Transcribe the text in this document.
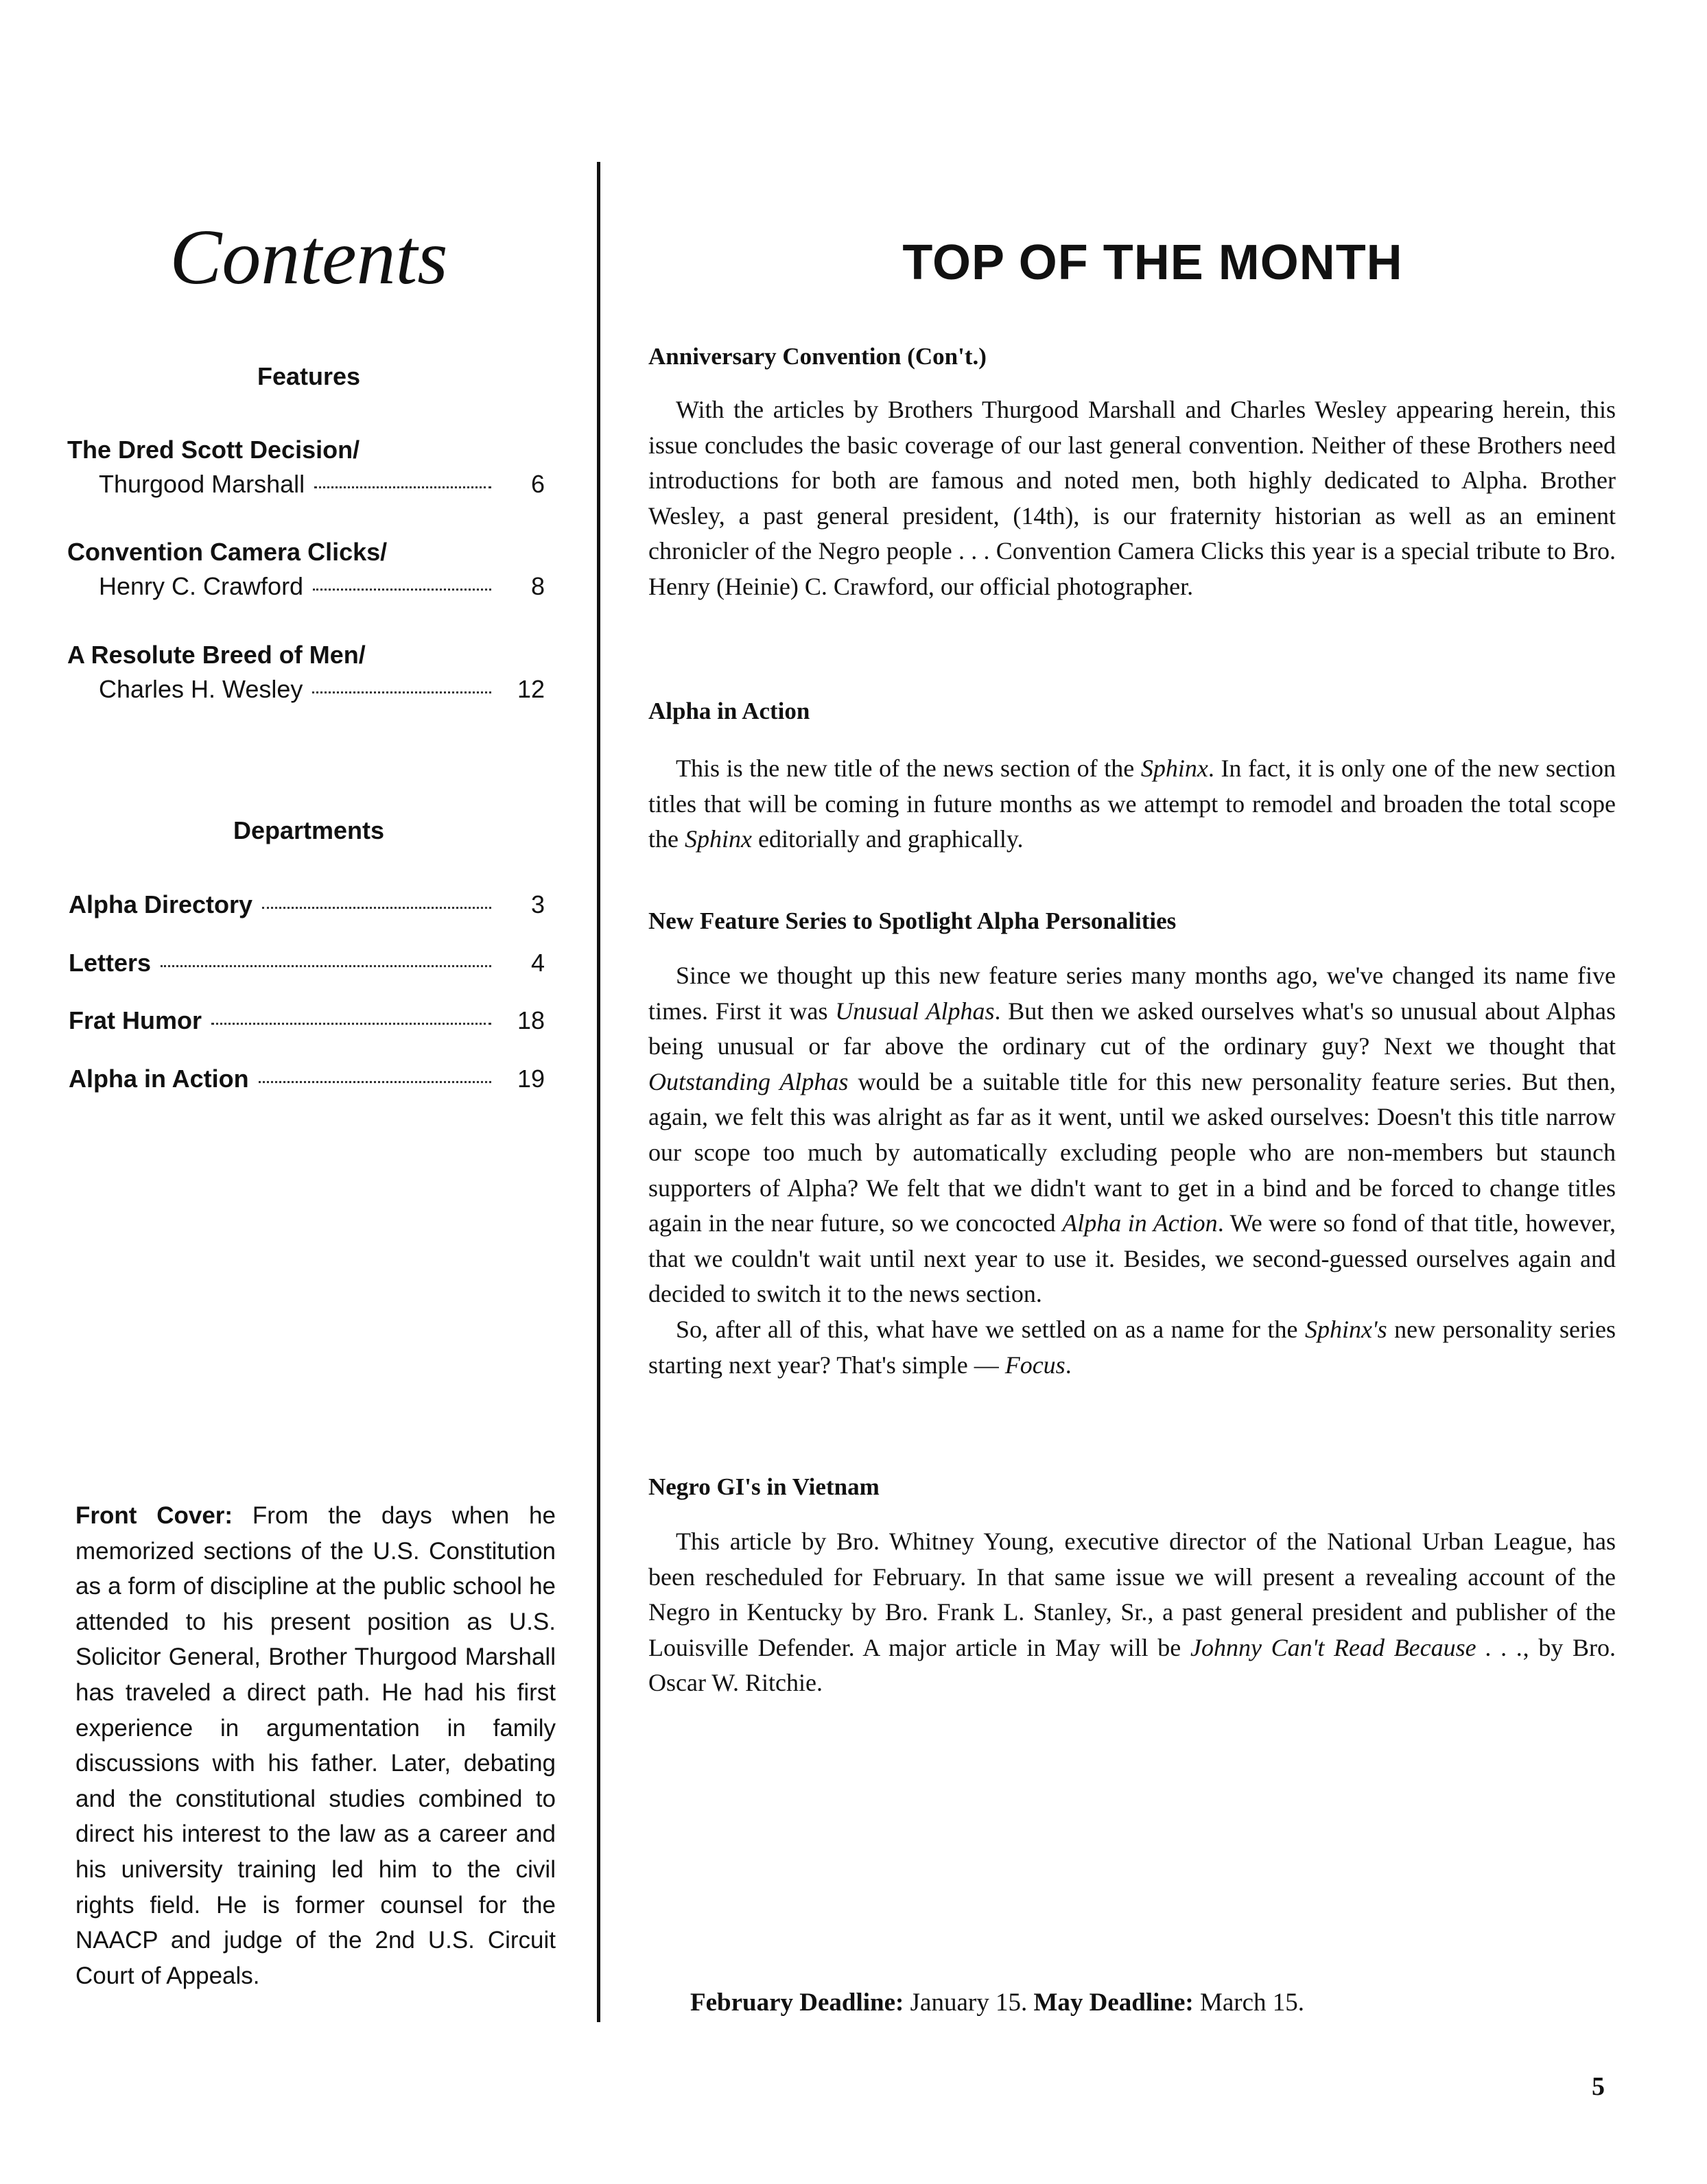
Contents
Features
The Dred Scott Decision/
Thurgood Marshall	6
Convention Camera Clicks/
Henry C. Crawford	8
A Resolute Breed of Men/
Charles H. Wesley	12
Departments
Alpha Directory	3
Letters	4
Frat Humor	18
Alpha in Action	19

Front Cover: From the days when he memorized sections of the U.S. Constitution as a form of discipline at the public school he attended to his present position as U.S. Solicitor General, Brother Thurgood Marshall has traveled a direct path. He had his first experience in argumentation in family discussions with his father. Later, debating and the constitutional studies combined to direct his interest to the law as a career and his university training led him to the civil rights field. He is former counsel for the NAACP and judge of the 2nd U.S. Circuit Court of Appeals.

TOP OF THE MONTH
Anniversary Convention (Con't.)

With the articles by Brothers Thurgood Marshall and Charles Wesley appearing herein, this issue concludes the basic coverage of our last general convention. Neither of these Brothers need introductions for both are famous and noted men, both highly dedicated to Alpha. Brother Wesley, a past general president, (14th), is our fraternity historian as well as an eminent chronicler of the Negro people . . . Convention Camera Clicks this year is a special tribute to Bro. Henry (Heinie) C. Crawford, our official photographer.

Alpha in Action

This is the new title of the news section of the Sphinx. In fact, it is only one of the new section titles that will be coming in future months as we attempt to remodel and broaden the total scope the Sphinx editorially and graphically.

New Feature Series to Spotlight Alpha Personalities

Since we thought up this new feature series many months ago, we've changed its name five times. First it was Unusual Alphas. But then we asked ourselves what's so unusual about Alphas being unusual or far above the ordinary cut of the ordinary guy? Next we thought that Outstanding Alphas would be a suitable title for this new personality feature series. But then, again, we felt this was alright as far as it went, until we asked ourselves: Doesn't this title narrow our scope too much by automatically excluding people who are non-members but staunch supporters of Alpha? We felt that we didn't want to get in a bind and be forced to change titles again in the near future, so we concocted Alpha in Action. We were so fond of that title, however, that we couldn't wait until next year to use it. Besides, we second-guessed ourselves again and decided to switch it to the news section.

So, after all of this, what have we settled on as a name for the Sphinx's new personality series starting next year? That's simple — Focus.

Negro GI's in Vietnam

This article by Bro. Whitney Young, executive director of the National Urban League, has been rescheduled for February. In that same issue we will present a revealing account of the Negro in Kentucky by Bro. Frank L. Stanley, Sr., a past general president and publisher of the Louisville Defender. A major article in May will be Johnny Can't Read Because . . ., by Bro. Oscar W. Ritchie.

February Deadline: January 15. May Deadline: March 15.
5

THE TASK. Copy the material above exactly and drop the pictures.

ANSWER TO THIS PROBLEM.
Transcribe the text in this document.
Contents
Features
The Dred Scott Decision/
Thurgood Marshall	6
Convention Camera Clicks/
Henry C. Crawford	8
A Resolute Breed of Men/
Charles H. Wesley	12
Departments
Alpha Directory	3
Letters	4
Frat Humor	18
Alpha in Action	19

Front Cover: From the days when he memorized sections of the U.S. Constitution as a form of discipline at the public school he attended to his present position as U.S. Solicitor General, Brother Thurgood Marshall has traveled a direct path. He had his first experience in argumentation in family discussions with his father. Later, debating and the constitutional studies combined to direct his interest to the law as a career and his university training led him to the civil rights field. He is former counsel for the NAACP and judge of the 2nd U.S. Circuit Court of Appeals.

TOP OF THE MONTH
Anniversary Convention (Con't.)

With the articles by Brothers Thurgood Marshall and Charles Wesley appearing herein, this issue concludes the basic coverage of our last general convention. Neither of these Brothers need introductions for both are famous and noted men, both highly dedicated to Alpha. Brother Wesley, a past general president, (14th), is our fraternity historian as well as an eminent chronicler of the Negro people . . . Convention Camera Clicks this year is a special tribute to Bro. Henry (Heinie) C. Crawford, our official photographer.

Alpha in Action

This is the new title of the news section of the Sphinx. In fact, it is only one of the new section titles that will be coming in future months as we attempt to remodel and broaden the total scope the Sphinx editorially and graphically.

New Feature Series to Spotlight Alpha Personalities

Since we thought up this new feature series many months ago, we've changed its name five times. First it was Unusual Alphas. But then we asked ourselves what's so unusual about Alphas being unusual or far above the ordinary cut of the ordinary guy? Next we thought that Outstanding Alphas would be a suitable title for this new personality feature series. But then, again, we felt this was alright as far as it went, until we asked ourselves: Doesn't this title narrow our scope too much by automatically excluding people who are non-members but staunch supporters of Alpha? We felt that we didn't want to get in a bind and be forced to change titles again in the near future, so we concocted Alpha in Action. We were so fond of that title, however, that we couldn't wait until next year to use it. Besides, we second-guessed ourselves again and decided to switch it to the news section.

So, after all of this, what have we settled on as a name for the Sphinx's new personality series starting next year? That's simple — Focus.

Negro GI's in Vietnam

This article by Bro. Whitney Young, executive director of the National Urban League, has been rescheduled for February. In that same issue we will present a revealing account of the Negro in Kentucky by Bro. Frank L. Stanley, Sr., a past general president and publisher of the Louisville Defender. A major article in May will be Johnny Can't Read Because . . ., by Bro. Oscar W. Ritchie.

February Deadline: January 15. May Deadline: March 15.
5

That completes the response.